• _MATERIAL_:
-.-.-

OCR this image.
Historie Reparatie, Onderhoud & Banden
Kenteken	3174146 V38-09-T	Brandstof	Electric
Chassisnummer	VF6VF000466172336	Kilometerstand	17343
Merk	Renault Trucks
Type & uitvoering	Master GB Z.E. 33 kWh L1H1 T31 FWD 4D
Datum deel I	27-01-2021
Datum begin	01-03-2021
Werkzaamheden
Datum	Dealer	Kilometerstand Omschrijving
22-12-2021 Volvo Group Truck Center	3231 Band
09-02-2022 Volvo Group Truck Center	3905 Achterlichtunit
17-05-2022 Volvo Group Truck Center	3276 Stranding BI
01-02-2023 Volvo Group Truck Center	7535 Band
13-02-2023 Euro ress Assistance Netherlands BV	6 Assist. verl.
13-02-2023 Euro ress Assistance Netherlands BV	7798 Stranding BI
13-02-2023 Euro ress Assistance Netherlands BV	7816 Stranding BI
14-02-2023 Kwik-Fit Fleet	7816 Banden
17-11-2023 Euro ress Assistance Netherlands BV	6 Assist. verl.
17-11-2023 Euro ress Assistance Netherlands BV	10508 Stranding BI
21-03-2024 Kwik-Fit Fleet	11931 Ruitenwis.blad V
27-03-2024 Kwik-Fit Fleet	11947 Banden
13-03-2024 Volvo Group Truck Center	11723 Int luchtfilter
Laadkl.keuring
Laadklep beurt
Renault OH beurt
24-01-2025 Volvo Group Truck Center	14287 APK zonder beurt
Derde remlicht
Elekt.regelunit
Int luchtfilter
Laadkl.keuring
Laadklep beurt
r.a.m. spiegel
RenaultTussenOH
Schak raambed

-.-.-

• _STATED TASK_:
Reproduce every line above without error.

• _EXERCISE ANSWER_:
OCR this image.
Historie Reparatie, Onderhoud & Banden
Kenteken	3174146 V38-09-T	Brandstof	Electric
Chassisnummer	VF6VF000466172336	Kilometerstand	17343
Merk	Renault Trucks
Type & uitvoering	Master GB Z.E. 33 kWh L1H1 T31 FWD 4D
Datum deel I	27-01-2021
Datum begin	01-03-2021
Werkzaamheden
Datum	Dealer	Kilometerstand Omschrijving
22-12-2021 Volvo Group Truck Center	3231 Band
09-02-2022 Volvo Group Truck Center	3905 Achterlichtunit
17-05-2022 Volvo Group Truck Center	3276 Stranding BI
01-02-2023 Volvo Group Truck Center	7535 Band
13-02-2023 Euro ress Assistance Netherlands BV	6 Assist. verl.
13-02-2023 Euro ress Assistance Netherlands BV	7798 Stranding BI
13-02-2023 Euro ress Assistance Netherlands BV	7816 Stranding BI
14-02-2023 Kwik-Fit Fleet	7816 Banden
17-11-2023 Euro ress Assistance Netherlands BV	6 Assist. verl.
17-11-2023 Euro ress Assistance Netherlands BV	10508 Stranding BI
21-03-2024 Kwik-Fit Fleet	11931 Ruitenwis.blad V
27-03-2024 Kwik-Fit Fleet	11947 Banden
13-03-2024 Volvo Group Truck Center	11723 Int luchtfilter
Laadkl.keuring
Laadklep beurt
Renault OH beurt
24-01-2025 Volvo Group Truck Center	14287 APK zonder beurt
Derde remlicht
Elekt.regelunit
Int luchtfilter
Laadkl.keuring
Laadklep beurt
r.a.m. spiegel
RenaultTussenOH
Schak raambed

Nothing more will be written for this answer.